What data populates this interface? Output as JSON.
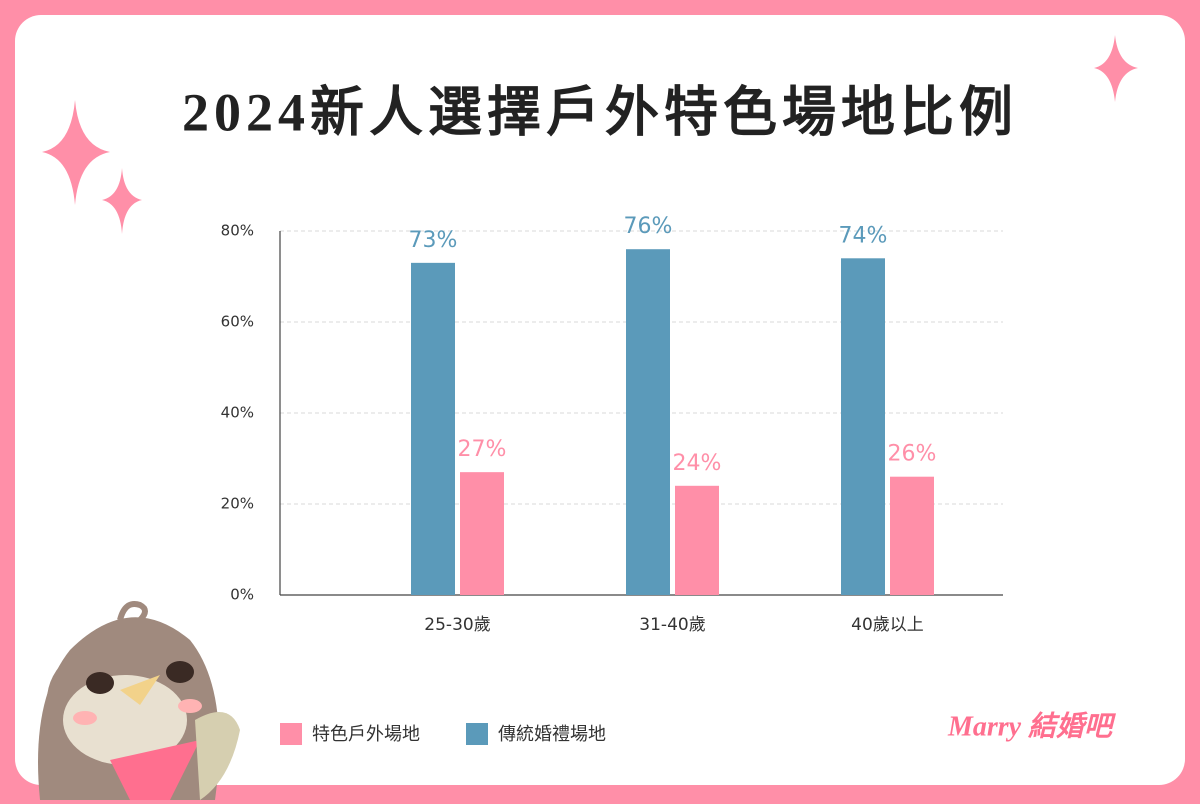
{
  "chart_data": {
    "type": "bar",
    "title": "2024新人選擇戶外特色場地比例",
    "categories": [
      "25-30歲",
      "31-40歲",
      "40歲以上"
    ],
    "series": [
      {
        "name": "特色戶外場地",
        "color": "#ff8fa8",
        "values": [
          27,
          24,
          26
        ],
        "value_labels": [
          "27%",
          "24%",
          "26%"
        ]
      },
      {
        "name": "傳統婚禮場地",
        "color": "#5b9aba",
        "values": [
          73,
          76,
          74
        ],
        "value_labels": [
          "73%",
          "76%",
          "74%"
        ]
      }
    ],
    "ylim": [
      0,
      80
    ],
    "yticks": [
      {
        "value": 0,
        "label": "0%"
      },
      {
        "value": 20,
        "label": "20%"
      },
      {
        "value": 40,
        "label": "40%"
      },
      {
        "value": 60,
        "label": "60%"
      },
      {
        "value": 80,
        "label": "80%"
      }
    ],
    "grid": true
  },
  "brand": "Marry 結婚吧"
}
════════════════════
_What you are asked to do:_
Quote the records in their entirety, keeping the wording exact and excluding pictures.

_Solution:_
What data populates this interface? Output as JSON.
{
  "chart_data": {
    "type": "bar",
    "title": "2024新人選擇戶外特色場地比例",
    "categories": [
      "25-30歲",
      "31-40歲",
      "40歲以上"
    ],
    "series": [
      {
        "name": "特色戶外場地",
        "color": "#ff8fa8",
        "values": [
          27,
          24,
          26
        ],
        "value_labels": [
          "27%",
          "24%",
          "26%"
        ]
      },
      {
        "name": "傳統婚禮場地",
        "color": "#5b9aba",
        "values": [
          73,
          76,
          74
        ],
        "value_labels": [
          "73%",
          "76%",
          "74%"
        ]
      }
    ],
    "ylim": [
      0,
      80
    ],
    "yticks": [
      {
        "value": 0,
        "label": "0%"
      },
      {
        "value": 20,
        "label": "20%"
      },
      {
        "value": 40,
        "label": "40%"
      },
      {
        "value": 60,
        "label": "60%"
      },
      {
        "value": 80,
        "label": "80%"
      }
    ],
    "grid": true
  },
  "brand": "Marry 結婚吧"
}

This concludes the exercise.